(Stated problem): Return all entries precisely as they stand, without the images.

begin

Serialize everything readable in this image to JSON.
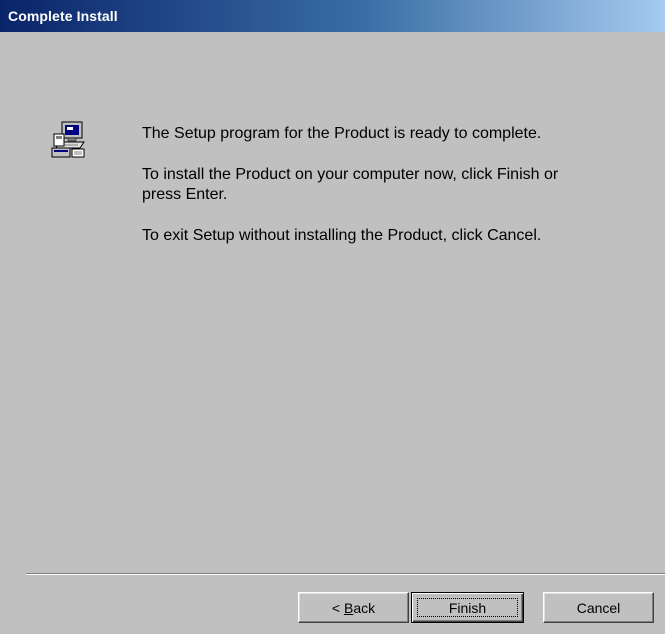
{
  "window": {
    "title": "Complete Install"
  },
  "content": {
    "icon": "setup-computer-icon",
    "paragraphs": [
      "The Setup program for the Product is ready to complete.",
      "To install the Product on your computer now, click Finish or press Enter.",
      "To exit Setup without installing the Product, click Cancel."
    ]
  },
  "buttons": {
    "back_prefix": "< ",
    "back_accel": "B",
    "back_rest": "ack",
    "finish_label": "Finish",
    "cancel_label": "Cancel"
  },
  "colors": {
    "face": "#c0c0c0",
    "title_start": "#0a246a",
    "title_end": "#a6caf0"
  }
}
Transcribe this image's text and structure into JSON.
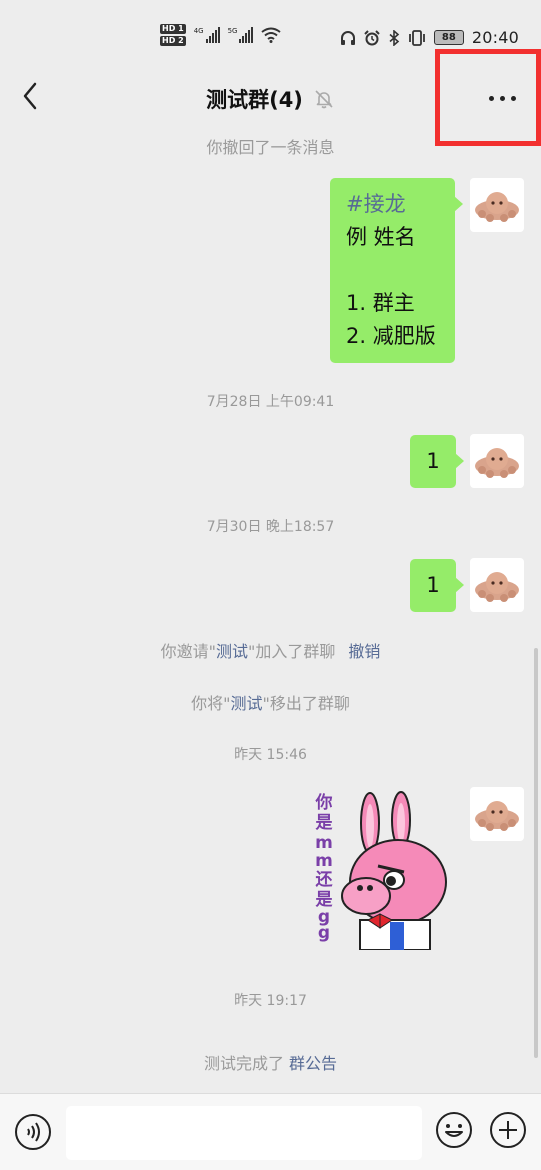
{
  "status_bar": {
    "hd1": "HD 1",
    "hd2": "HD 2",
    "sig1_label": "4G",
    "sig2_label": "5G",
    "battery": "88",
    "time": "20:40"
  },
  "header": {
    "title": "测试群(4)",
    "back_icon": "chevron-left-icon",
    "mute_icon": "bell-off-icon",
    "more_icon": "more-dots-icon",
    "highlight_color": "#f2302f"
  },
  "messages": {
    "recall_notice": "你撤回了一条消息",
    "bubble1": {
      "lines": [
        "#接龙",
        "例 姓名",
        "",
        "1. 群主",
        "2. 减肥版"
      ]
    },
    "ts1": "7月28日 上午09:41",
    "bubble2": "1",
    "ts2": "7月30日 晚上18:57",
    "bubble3": "1",
    "invite": {
      "pre": "你邀请\"",
      "name": "测试",
      "post": "\"加入了群聊",
      "action": "撤销"
    },
    "remove": {
      "pre": "你将\"",
      "name": "测试",
      "post": "\"移出了群聊"
    },
    "ts3": "昨天 15:46",
    "sticker_text": "你是mm还是gg",
    "ts4": "昨天 19:17",
    "completed": {
      "pre": "测试完成了 ",
      "link": "群公告"
    }
  },
  "input_bar": {
    "placeholder": "",
    "voice_icon": "voice-icon",
    "emoji_icon": "emoji-icon",
    "plus_icon": "plus-icon"
  },
  "colors": {
    "bubble": "#95ec69",
    "link": "#576b95",
    "background": "#ededed"
  }
}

end

(Output for this exercise):
Serialize everything readable in this image to JSON.
{
  "window": {
    "title": "Complete Install"
  },
  "content": {
    "icon": "setup-computer-icon",
    "paragraphs": [
      "The Setup program for the Product is ready to complete.",
      "To install the Product on your computer now, click Finish or press Enter.",
      "To exit Setup without installing the Product, click Cancel."
    ]
  },
  "buttons": {
    "back_prefix": "< ",
    "back_accel": "B",
    "back_rest": "ack",
    "finish_label": "Finish",
    "cancel_label": "Cancel"
  },
  "colors": {
    "face": "#c0c0c0",
    "title_start": "#0a246a",
    "title_end": "#a6caf0"
  }
}
Transcribe this image's text and structure into JSON.
{
  "status_bar": {
    "hd1": "HD 1",
    "hd2": "HD 2",
    "sig1_label": "4G",
    "sig2_label": "5G",
    "battery": "88",
    "time": "20:40"
  },
  "header": {
    "title": "测试群(4)",
    "back_icon": "chevron-left-icon",
    "mute_icon": "bell-off-icon",
    "more_icon": "more-dots-icon",
    "highlight_color": "#f2302f"
  },
  "messages": {
    "recall_notice": "你撤回了一条消息",
    "bubble1": {
      "lines": [
        "#接龙",
        "例 姓名",
        "",
        "1. 群主",
        "2. 减肥版"
      ]
    },
    "ts1": "7月28日 上午09:41",
    "bubble2": "1",
    "ts2": "7月30日 晚上18:57",
    "bubble3": "1",
    "invite": {
      "pre": "你邀请\"",
      "name": "测试",
      "post": "\"加入了群聊",
      "action": "撤销"
    },
    "remove": {
      "pre": "你将\"",
      "name": "测试",
      "post": "\"移出了群聊"
    },
    "ts3": "昨天 15:46",
    "sticker_text": "你是mm还是gg",
    "ts4": "昨天 19:17",
    "completed": {
      "pre": "测试完成了 ",
      "link": "群公告"
    }
  },
  "input_bar": {
    "placeholder": "",
    "voice_icon": "voice-icon",
    "emoji_icon": "emoji-icon",
    "plus_icon": "plus-icon"
  },
  "colors": {
    "bubble": "#95ec69",
    "link": "#576b95",
    "background": "#ededed"
  }
}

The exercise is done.